Begin STORED DATA
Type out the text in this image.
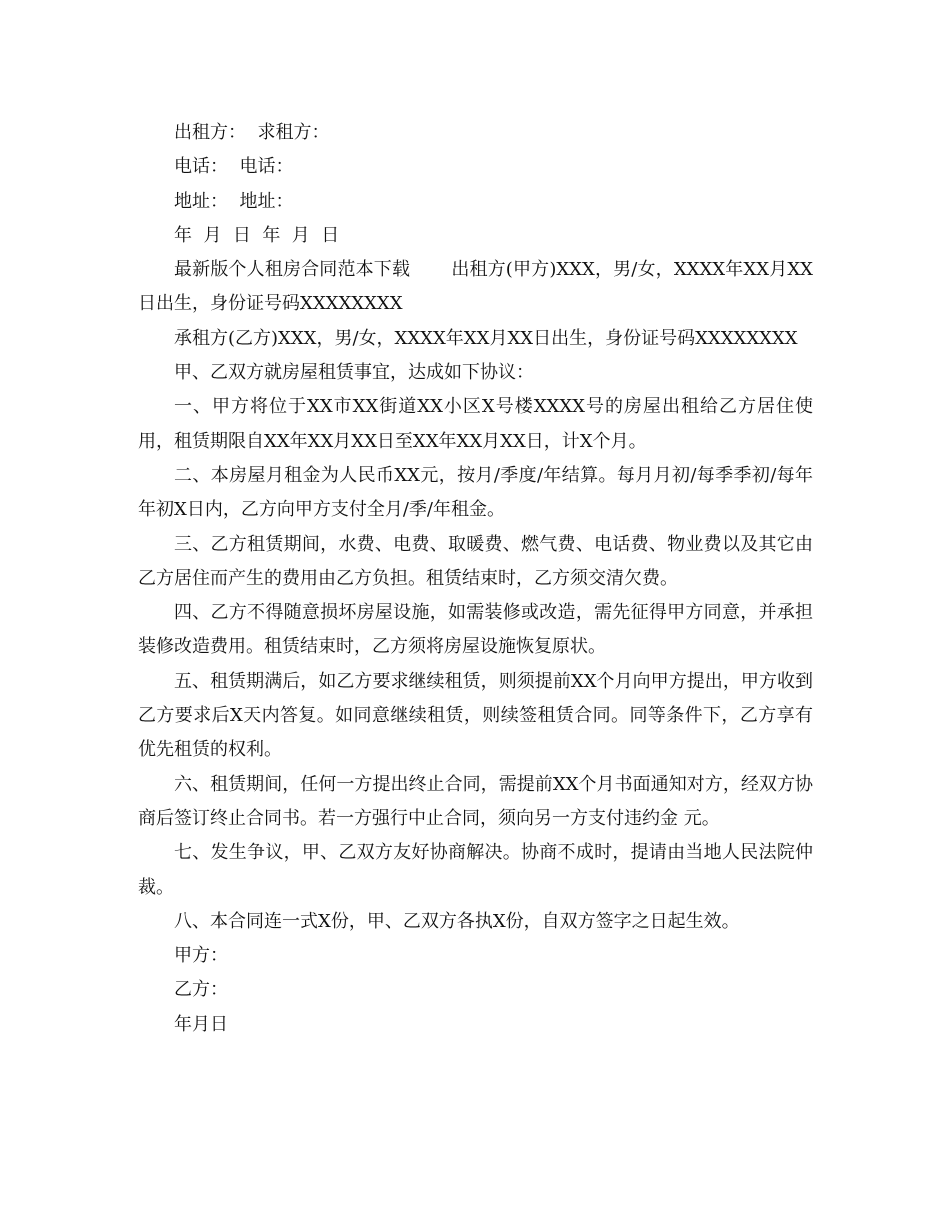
出租方：  求租方：

电话：  电话：

地址：  地址：

年  月  日  年  月  日

最新版个人租房合同范本下载       出租方(甲方)XXX，男/女，XXXX年XX月XX日出生，身份证号码XXXXXXXX

承租方(乙方)XXX，男/女，XXXX年XX月XX日出生，身份证号码XXXXXXXX

甲、乙双方就房屋租赁事宜，达成如下协议：

一、甲方将位于XX市XX街道XX小区X号楼XXXX号的房屋出租给乙方居住使用，租赁期限自XX年XX月XX日至XX年XX月XX日，计X个月。

二、本房屋月租金为人民币XX元，按月/季度/年结算。每月月初/每季季初/每年年初X日内，乙方向甲方支付全月/季/年租金。

三、乙方租赁期间，水费、电费、取暖费、燃气费、电话费、物业费以及其它由乙方居住而产生的费用由乙方负担。租赁结束时，乙方须交清欠费。

四、乙方不得随意损坏房屋设施，如需装修或改造，需先征得甲方同意，并承担装修改造费用。租赁结束时，乙方须将房屋设施恢复原状。

五、租赁期满后，如乙方要求继续租赁，则须提前XX个月向甲方提出，甲方收到乙方要求后X天内答复。如同意继续租赁，则续签租赁合同。同等条件下，乙方享有优先租赁的权利。

六、租赁期间，任何一方提出终止合同，需提前XX个月书面通知对方，经双方协商后签订终止合同书。若一方强行中止合同，须向另一方支付违约金 元。

七、发生争议，甲、乙双方友好协商解决。协商不成时，提请由当地人民法院仲裁。

八、本合同连一式X份，甲、乙双方各执X份，自双方签字之日起生效。

甲方：

乙方：

年月日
End STORED DATA
## TASK INSTRUCTIONS:
Except for the pictures, print the data above exactly.

## SOLUTION TO THE EXERCISE:
Type out the text in this image.
出租方：  求租方：

电话：  电话：

地址：  地址：

年  月  日  年  月  日

最新版个人租房合同范本下载       出租方(甲方)XXX，男/女，XXXX年XX月XX日出生，身份证号码XXXXXXXX

承租方(乙方)XXX，男/女，XXXX年XX月XX日出生，身份证号码XXXXXXXX

甲、乙双方就房屋租赁事宜，达成如下协议：

一、甲方将位于XX市XX街道XX小区X号楼XXXX号的房屋出租给乙方居住使用，租赁期限自XX年XX月XX日至XX年XX月XX日，计X个月。

二、本房屋月租金为人民币XX元，按月/季度/年结算。每月月初/每季季初/每年年初X日内，乙方向甲方支付全月/季/年租金。

三、乙方租赁期间，水费、电费、取暖费、燃气费、电话费、物业费以及其它由乙方居住而产生的费用由乙方负担。租赁结束时，乙方须交清欠费。

四、乙方不得随意损坏房屋设施，如需装修或改造，需先征得甲方同意，并承担装修改造费用。租赁结束时，乙方须将房屋设施恢复原状。

五、租赁期满后，如乙方要求继续租赁，则须提前XX个月向甲方提出，甲方收到乙方要求后X天内答复。如同意继续租赁，则续签租赁合同。同等条件下，乙方享有优先租赁的权利。

六、租赁期间，任何一方提出终止合同，需提前XX个月书面通知对方，经双方协商后签订终止合同书。若一方强行中止合同，须向另一方支付违约金 元。

七、发生争议，甲、乙双方友好协商解决。协商不成时，提请由当地人民法院仲裁。

八、本合同连一式X份，甲、乙双方各执X份，自双方签字之日起生效。

甲方：

乙方：

年月日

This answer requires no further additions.